Exercise instructions =>
Omit all pictures, then retype the data exactly as given.

══════════════════════════════

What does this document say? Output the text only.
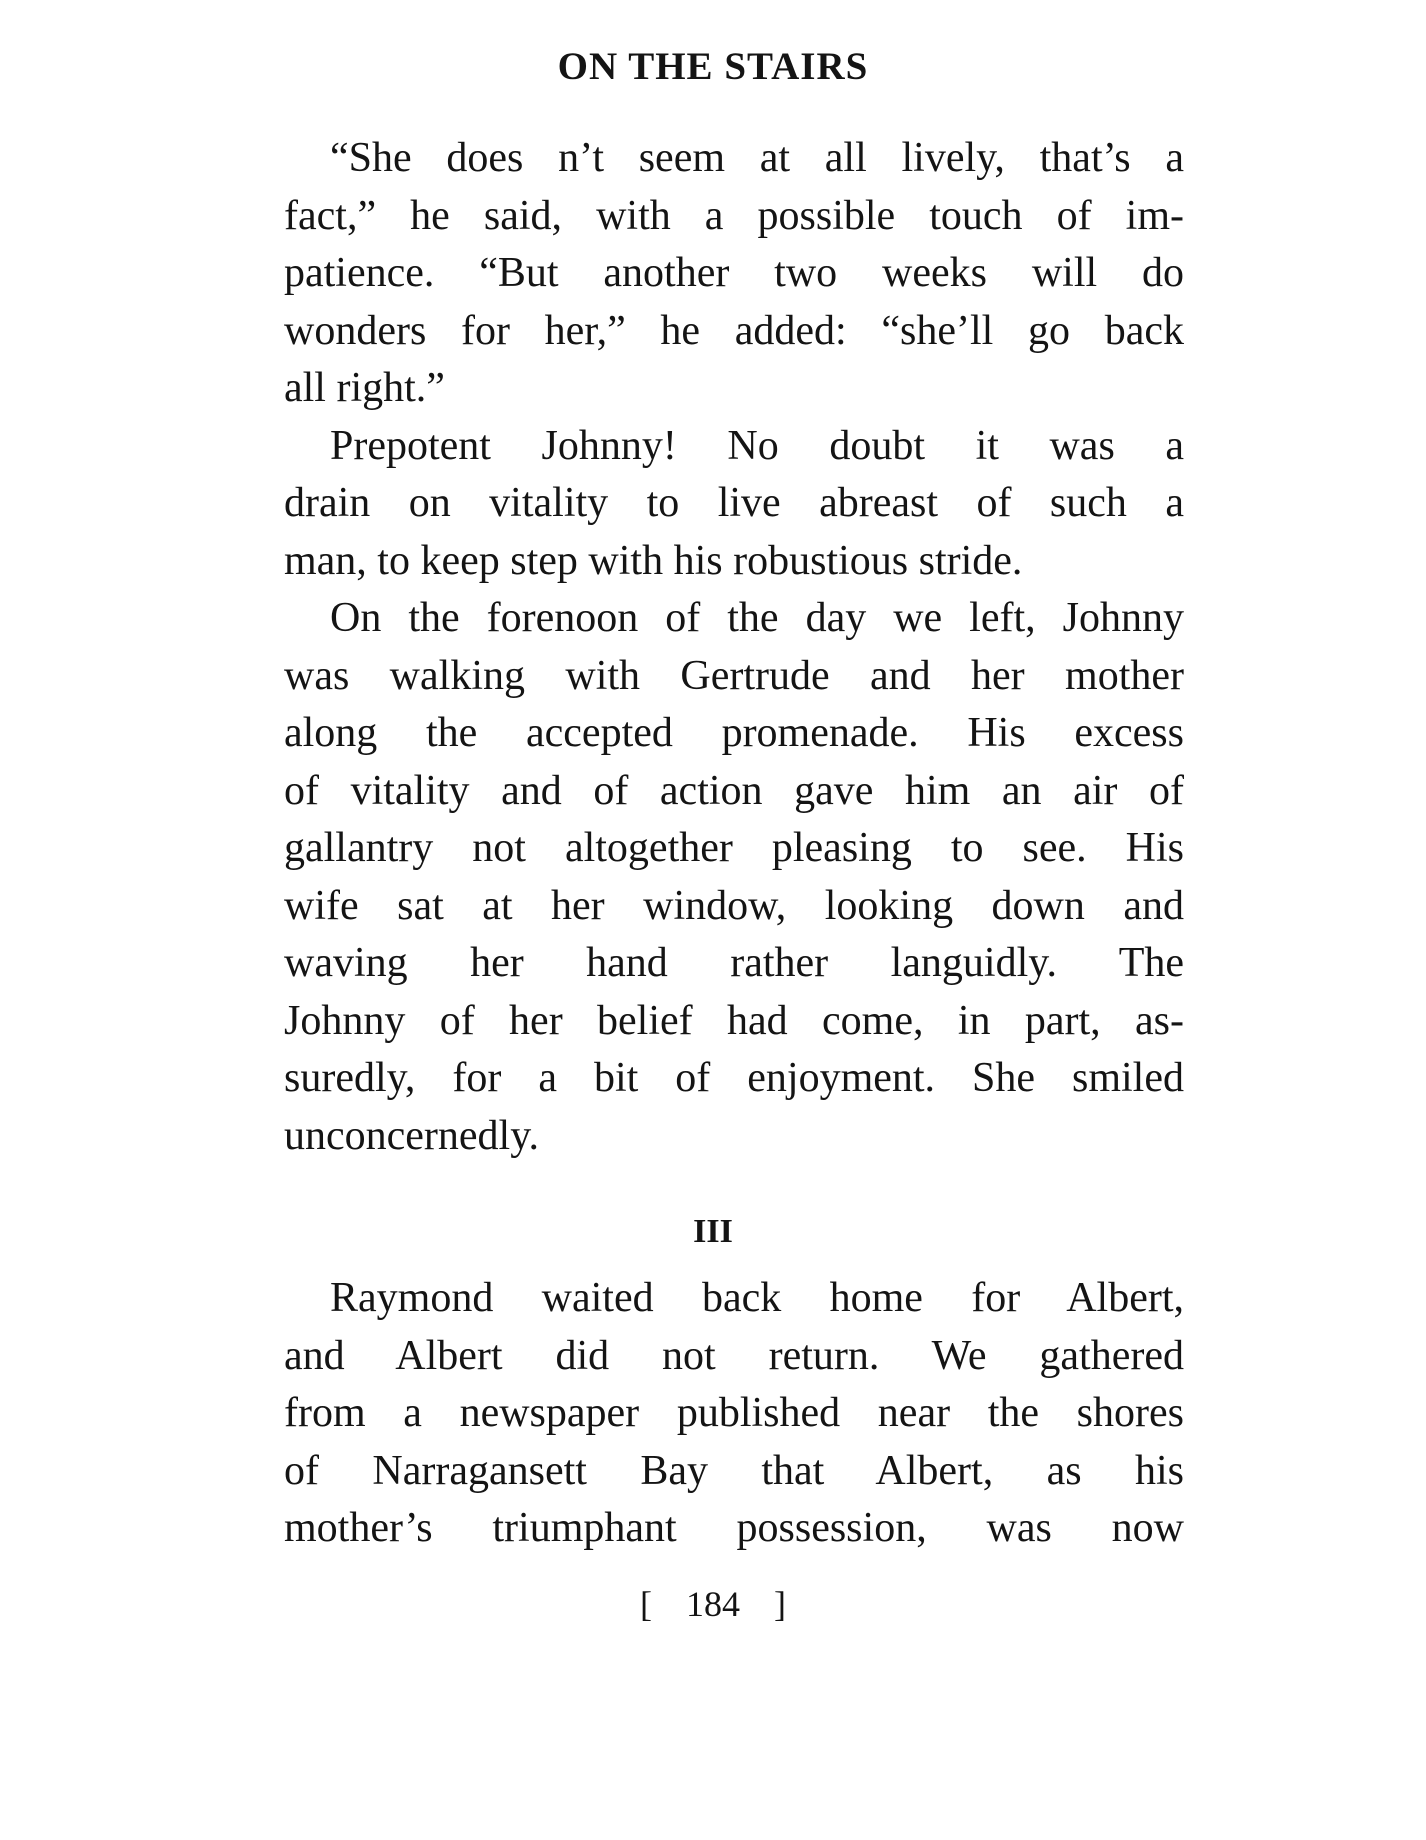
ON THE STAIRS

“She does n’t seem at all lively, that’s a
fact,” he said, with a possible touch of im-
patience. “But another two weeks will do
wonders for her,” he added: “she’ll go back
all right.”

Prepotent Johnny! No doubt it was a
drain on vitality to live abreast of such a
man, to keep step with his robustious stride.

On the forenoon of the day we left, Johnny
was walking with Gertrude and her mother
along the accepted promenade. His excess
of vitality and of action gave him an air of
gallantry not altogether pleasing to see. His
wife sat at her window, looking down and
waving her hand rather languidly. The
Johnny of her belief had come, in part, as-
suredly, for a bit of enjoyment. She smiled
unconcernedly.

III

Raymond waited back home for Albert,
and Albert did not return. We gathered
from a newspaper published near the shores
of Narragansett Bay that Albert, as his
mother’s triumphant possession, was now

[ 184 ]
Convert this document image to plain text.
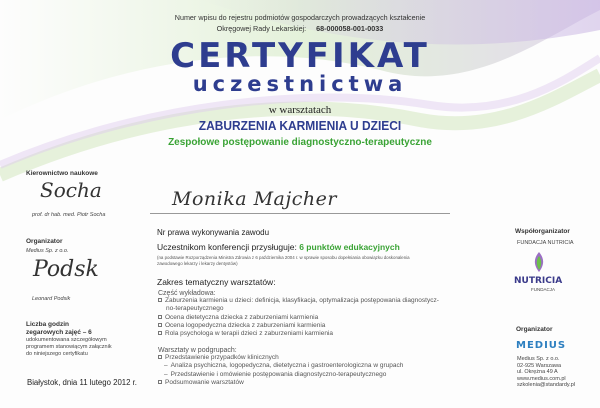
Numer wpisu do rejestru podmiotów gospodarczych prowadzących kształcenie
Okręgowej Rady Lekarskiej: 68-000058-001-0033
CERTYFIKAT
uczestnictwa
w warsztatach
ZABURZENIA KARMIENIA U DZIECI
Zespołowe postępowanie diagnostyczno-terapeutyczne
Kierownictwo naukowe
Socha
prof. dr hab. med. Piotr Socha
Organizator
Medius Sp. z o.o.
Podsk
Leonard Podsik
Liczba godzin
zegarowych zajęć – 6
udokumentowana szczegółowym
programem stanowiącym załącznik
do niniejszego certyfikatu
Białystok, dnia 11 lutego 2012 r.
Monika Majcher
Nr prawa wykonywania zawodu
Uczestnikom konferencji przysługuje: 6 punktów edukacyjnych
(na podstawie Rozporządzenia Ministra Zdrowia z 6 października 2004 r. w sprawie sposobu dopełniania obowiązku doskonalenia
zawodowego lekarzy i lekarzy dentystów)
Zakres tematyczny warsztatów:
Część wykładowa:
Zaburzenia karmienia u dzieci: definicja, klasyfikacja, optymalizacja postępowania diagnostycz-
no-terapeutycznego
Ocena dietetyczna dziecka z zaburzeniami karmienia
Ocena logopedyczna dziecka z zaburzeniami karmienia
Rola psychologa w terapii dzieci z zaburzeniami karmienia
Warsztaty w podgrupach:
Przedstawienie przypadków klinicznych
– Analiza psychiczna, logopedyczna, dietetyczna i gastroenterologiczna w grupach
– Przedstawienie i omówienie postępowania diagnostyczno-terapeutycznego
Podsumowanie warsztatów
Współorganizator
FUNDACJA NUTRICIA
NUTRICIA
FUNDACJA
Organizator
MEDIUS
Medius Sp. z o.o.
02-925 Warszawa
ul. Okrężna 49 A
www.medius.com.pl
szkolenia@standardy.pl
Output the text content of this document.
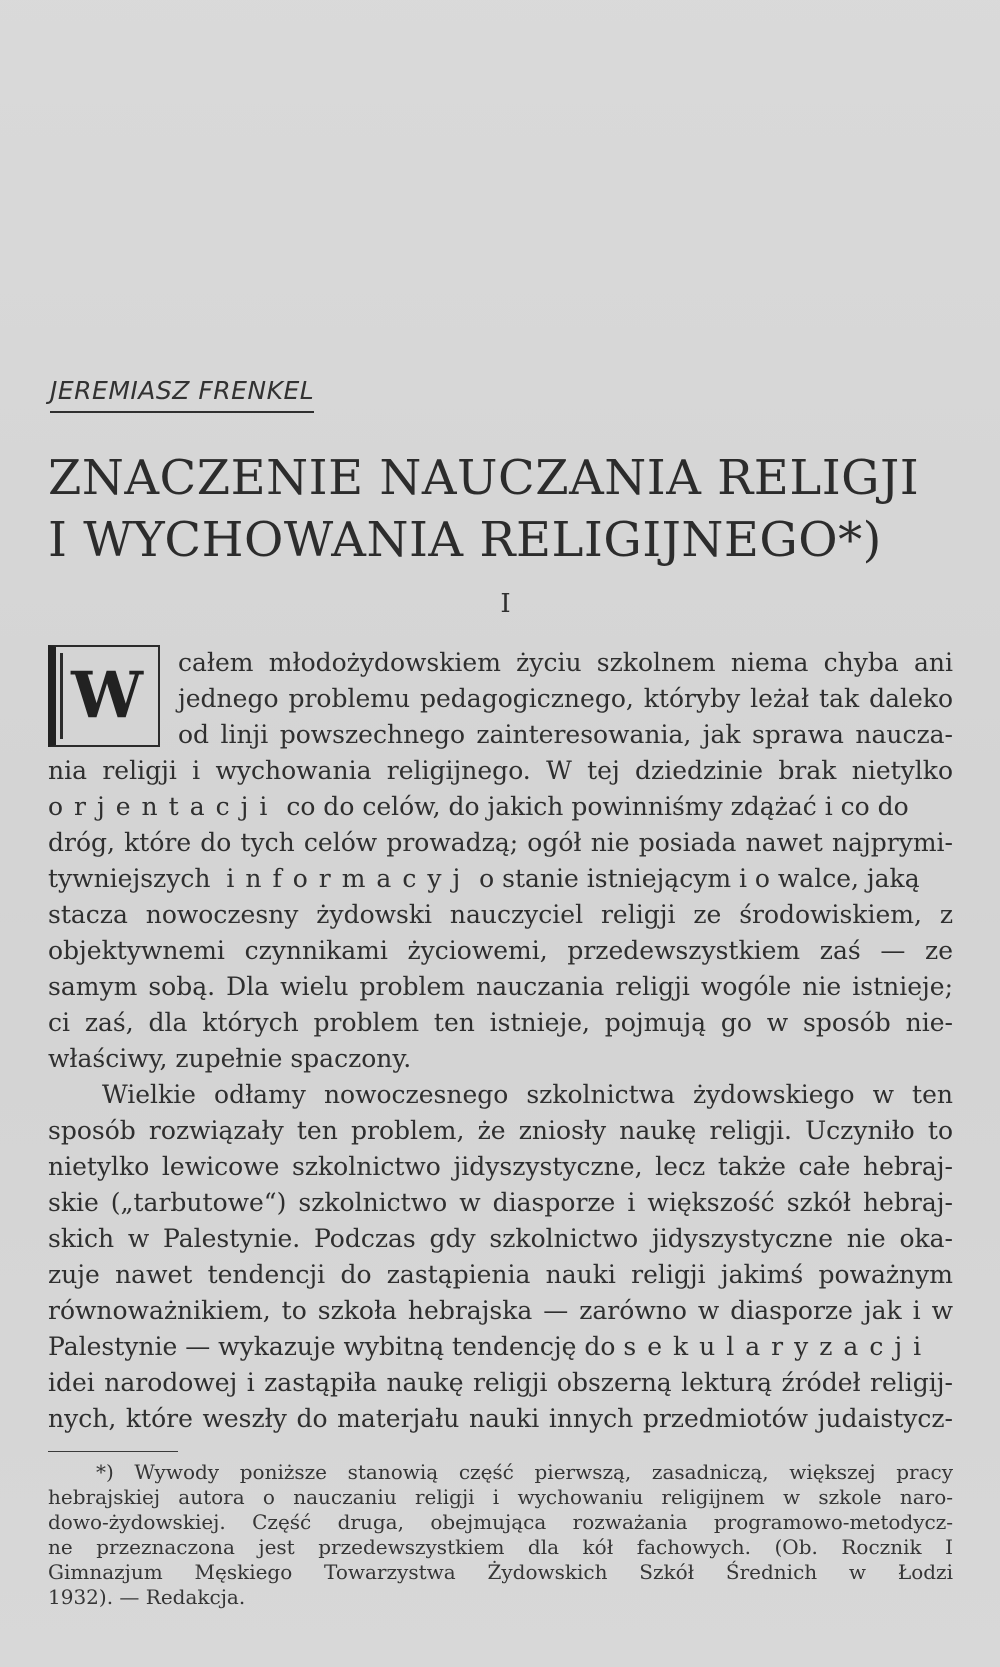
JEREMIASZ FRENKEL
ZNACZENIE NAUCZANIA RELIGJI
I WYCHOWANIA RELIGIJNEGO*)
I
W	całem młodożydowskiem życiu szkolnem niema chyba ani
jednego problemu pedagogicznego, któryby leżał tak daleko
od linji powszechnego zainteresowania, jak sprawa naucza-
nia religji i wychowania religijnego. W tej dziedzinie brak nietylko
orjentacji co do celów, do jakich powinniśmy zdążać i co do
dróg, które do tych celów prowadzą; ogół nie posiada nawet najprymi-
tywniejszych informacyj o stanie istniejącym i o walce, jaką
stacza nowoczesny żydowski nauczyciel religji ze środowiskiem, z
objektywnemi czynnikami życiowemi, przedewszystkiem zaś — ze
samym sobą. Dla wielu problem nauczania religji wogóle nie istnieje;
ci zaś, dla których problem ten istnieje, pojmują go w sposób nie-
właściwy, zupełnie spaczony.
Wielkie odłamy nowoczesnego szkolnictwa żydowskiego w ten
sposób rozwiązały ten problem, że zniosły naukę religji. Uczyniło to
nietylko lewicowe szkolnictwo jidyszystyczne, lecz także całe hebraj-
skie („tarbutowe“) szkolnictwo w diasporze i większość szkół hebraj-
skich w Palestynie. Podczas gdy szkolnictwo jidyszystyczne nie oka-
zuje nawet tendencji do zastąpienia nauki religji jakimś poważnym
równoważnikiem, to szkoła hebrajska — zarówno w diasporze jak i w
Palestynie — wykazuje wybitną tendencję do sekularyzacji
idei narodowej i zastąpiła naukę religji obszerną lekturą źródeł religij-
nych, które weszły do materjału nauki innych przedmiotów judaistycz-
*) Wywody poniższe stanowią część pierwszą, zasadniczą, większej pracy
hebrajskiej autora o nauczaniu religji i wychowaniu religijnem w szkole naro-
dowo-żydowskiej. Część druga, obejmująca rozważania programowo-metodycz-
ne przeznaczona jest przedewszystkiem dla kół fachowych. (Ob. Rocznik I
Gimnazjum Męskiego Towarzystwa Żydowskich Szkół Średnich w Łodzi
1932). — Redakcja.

══════════════════════════════

Reply to the exercise =>
What does this document say? Output the text only.
ON THE STAIRS

“She does n’t seem at all lively, that’s a
fact,” he said, with a possible touch of im-
patience. “But another two weeks will do
wonders for her,” he added: “she’ll go back
all right.”

Prepotent Johnny! No doubt it was a
drain on vitality to live abreast of such a
man, to keep step with his robustious stride.

On the forenoon of the day we left, Johnny
was walking with Gertrude and her mother
along the accepted promenade. His excess
of vitality and of action gave him an air of
gallantry not altogether pleasing to see. His
wife sat at her window, looking down and
waving her hand rather languidly. The
Johnny of her belief had come, in part, as-
suredly, for a bit of enjoyment. She smiled
unconcernedly.

III

Raymond waited back home for Albert,
and Albert did not return. We gathered
from a newspaper published near the shores
of Narragansett Bay that Albert, as his
mother’s triumphant possession, was now

[ 184 ]
Convert this document image to plain text.
Numer wpisu do rejestru podmiotów gospodarczych prowadzących kształcenie
Okręgowej Rady Lekarskiej: 68-000058-001-0033
CERTYFIKAT
uczestnictwa
w warsztatach
ZABURZENIA KARMIENIA U DZIECI
Zespołowe postępowanie diagnostyczno-terapeutyczne
Kierownictwo naukowe
Socha
prof. dr hab. med. Piotr Socha
Organizator
Medius Sp. z o.o.
Podsk
Leonard Podsik
Liczba godzin
zegarowych zajęć – 6
udokumentowana szczegółowym
programem stanowiącym załącznik
do niniejszego certyfikatu
Białystok, dnia 11 lutego 2012 r.
Monika Majcher
Nr prawa wykonywania zawodu
Uczestnikom konferencji przysługuje: 6 punktów edukacyjnych
(na podstawie Rozporządzenia Ministra Zdrowia z 6 października 2004 r. w sprawie sposobu dopełniania obowiązku doskonalenia
zawodowego lekarzy i lekarzy dentystów)
Zakres tematyczny warsztatów:
Część wykładowa:
Zaburzenia karmienia u dzieci: definicja, klasyfikacja, optymalizacja postępowania diagnostycz-
no-terapeutycznego
Ocena dietetyczna dziecka z zaburzeniami karmienia
Ocena logopedyczna dziecka z zaburzeniami karmienia
Rola psychologa w terapii dzieci z zaburzeniami karmienia
Warsztaty w podgrupach:
Przedstawienie przypadków klinicznych
– Analiza psychiczna, logopedyczna, dietetyczna i gastroenterologiczna w grupach
– Przedstawienie i omówienie postępowania diagnostyczno-terapeutycznego
Podsumowanie warsztatów
Współorganizator
FUNDACJA NUTRICIA
NUTRICIA
FUNDACJA
Organizator
MEDIUS
Medius Sp. z o.o.
02-925 Warszawa
ul. Okrężna 49 A
www.medius.com.pl
szkolenia@standardy.pl
Output the text content of this document.
JEREMIASZ FRENKEL
ZNACZENIE NAUCZANIA RELIGJI
I WYCHOWANIA RELIGIJNEGO*)
I
W	całem młodożydowskiem życiu szkolnem niema chyba ani
jednego problemu pedagogicznego, któryby leżał tak daleko
od linji powszechnego zainteresowania, jak sprawa naucza-
nia religji i wychowania religijnego. W tej dziedzinie brak nietylko
orjentacji co do celów, do jakich powinniśmy zdążać i co do
dróg, które do tych celów prowadzą; ogół nie posiada nawet najprymi-
tywniejszych informacyj o stanie istniejącym i o walce, jaką
stacza nowoczesny żydowski nauczyciel religji ze środowiskiem, z
objektywnemi czynnikami życiowemi, przedewszystkiem zaś — ze
samym sobą. Dla wielu problem nauczania religji wogóle nie istnieje;
ci zaś, dla których problem ten istnieje, pojmują go w sposób nie-
właściwy, zupełnie spaczony.
Wielkie odłamy nowoczesnego szkolnictwa żydowskiego w ten
sposób rozwiązały ten problem, że zniosły naukę religji. Uczyniło to
nietylko lewicowe szkolnictwo jidyszystyczne, lecz także całe hebraj-
skie („tarbutowe“) szkolnictwo w diasporze i większość szkół hebraj-
skich w Palestynie. Podczas gdy szkolnictwo jidyszystyczne nie oka-
zuje nawet tendencji do zastąpienia nauki religji jakimś poważnym
równoważnikiem, to szkoła hebrajska — zarówno w diasporze jak i w
Palestynie — wykazuje wybitną tendencję do sekularyzacji
idei narodowej i zastąpiła naukę religji obszerną lekturą źródeł religij-
nych, które weszły do materjału nauki innych przedmiotów judaistycz-
*) Wywody poniższe stanowią część pierwszą, zasadniczą, większej pracy
hebrajskiej autora o nauczaniu religji i wychowaniu religijnem w szkole naro-
dowo-żydowskiej. Część druga, obejmująca rozważania programowo-metodycz-
ne przeznaczona jest przedewszystkiem dla kół fachowych. (Ob. Rocznik I
Gimnazjum Męskiego Towarzystwa Żydowskich Szkół Średnich w Łodzi
1932). — Redakcja.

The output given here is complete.